> _GIVEN INFORMATION_
★ ★ ★ ★ ★ ★ ★

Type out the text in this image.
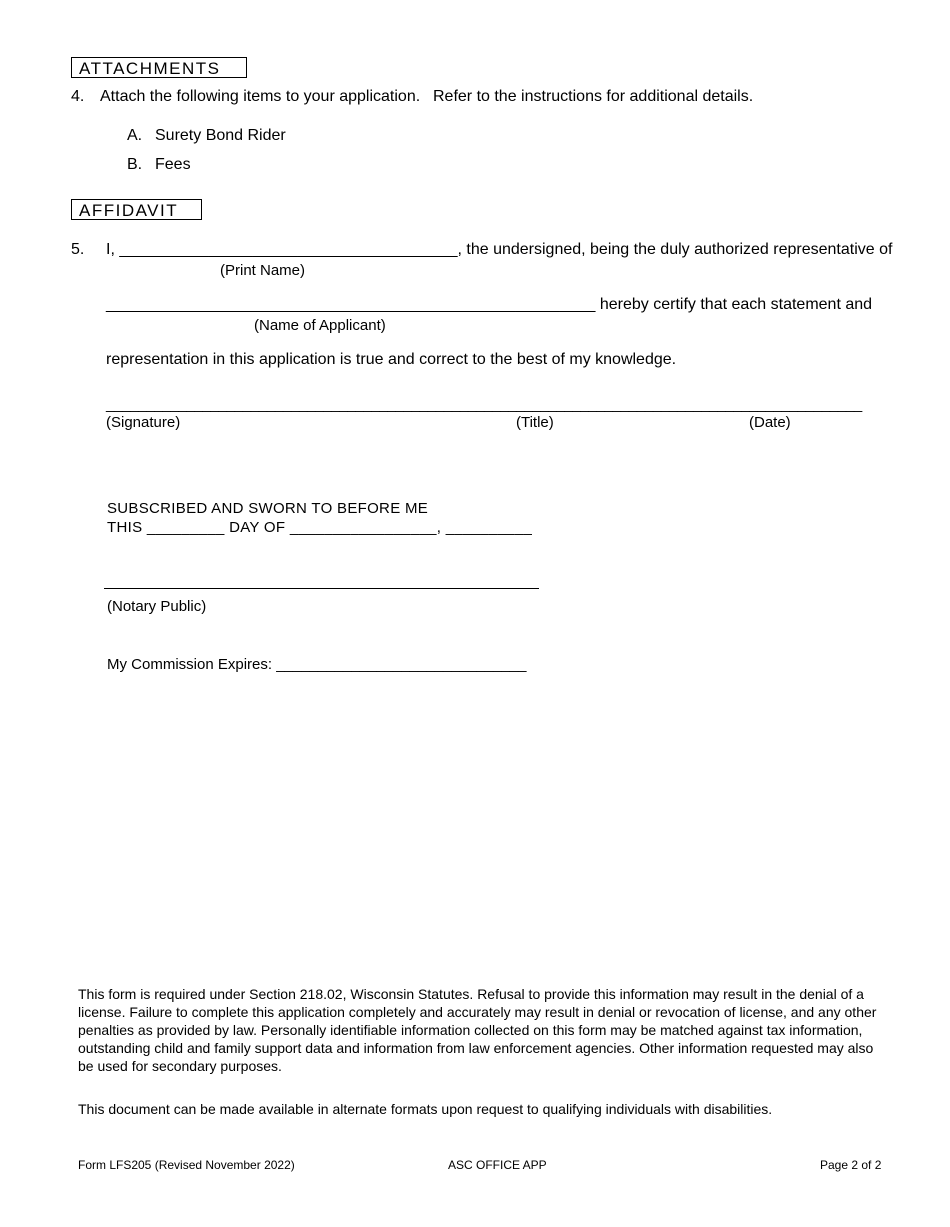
ATTACHMENTS
4. Attach the following items to your application. Refer to the instructions for additional details.
A. Surety Bond Rider
B. Fees
AFFIDAVIT
5. I, ______________________________________, the undersigned, being the duly authorized representative of
(Print Name)
_______________________________________________________ hereby certify that each statement and
(Name of Applicant)
representation in this application is true and correct to the best of my knowledge.
______________________________________________________________________________________________
(Signature)	(Title)	(Date)
SUBSCRIBED AND SWORN TO BEFORE ME
THIS _________ DAY OF _________________, __________
(Notary Public)
My Commission Expires: ______________________________
This form is required under Section 218.02, Wisconsin Statutes. Refusal to provide this information may result in the denial of a
license. Failure to complete this application completely and accurately may result in denial or revocation of license, and any other
penalties as provided by law. Personally identifiable information collected on this form may be matched against tax information,
outstanding child and family support data and information from law enforcement agencies. Other information requested may also
be used for secondary purposes.
This document can be made available in alternate formats upon request to qualifying individuals with disabilities.
Form LFS205 (Revised November 2022)	ASC OFFICE APP	Page 2 of 2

★ ★ ★ ★ ★ ★ ★

> _WHAT IS ASKED_
Copy out each record shown above without alteration, skipping any picture.

> _RESULT BELOW_
Type out the text in this image.
ATTACHMENTS
4. Attach the following items to your application. Refer to the instructions for additional details.
A. Surety Bond Rider
B. Fees
AFFIDAVIT
5. I, ______________________________________, the undersigned, being the duly authorized representative of
(Print Name)
_______________________________________________________ hereby certify that each statement and
(Name of Applicant)
representation in this application is true and correct to the best of my knowledge.
______________________________________________________________________________________________
(Signature)	(Title)	(Date)
SUBSCRIBED AND SWORN TO BEFORE ME
THIS _________ DAY OF _________________, __________
(Notary Public)
My Commission Expires: ______________________________
This form is required under Section 218.02, Wisconsin Statutes. Refusal to provide this information may result in the denial of a
license. Failure to complete this application completely and accurately may result in denial or revocation of license, and any other
penalties as provided by law. Personally identifiable information collected on this form may be matched against tax information,
outstanding child and family support data and information from law enforcement agencies. Other information requested may also
be used for secondary purposes.
This document can be made available in alternate formats upon request to qualifying individuals with disabilities.
Form LFS205 (Revised November 2022)	ASC OFFICE APP	Page 2 of 2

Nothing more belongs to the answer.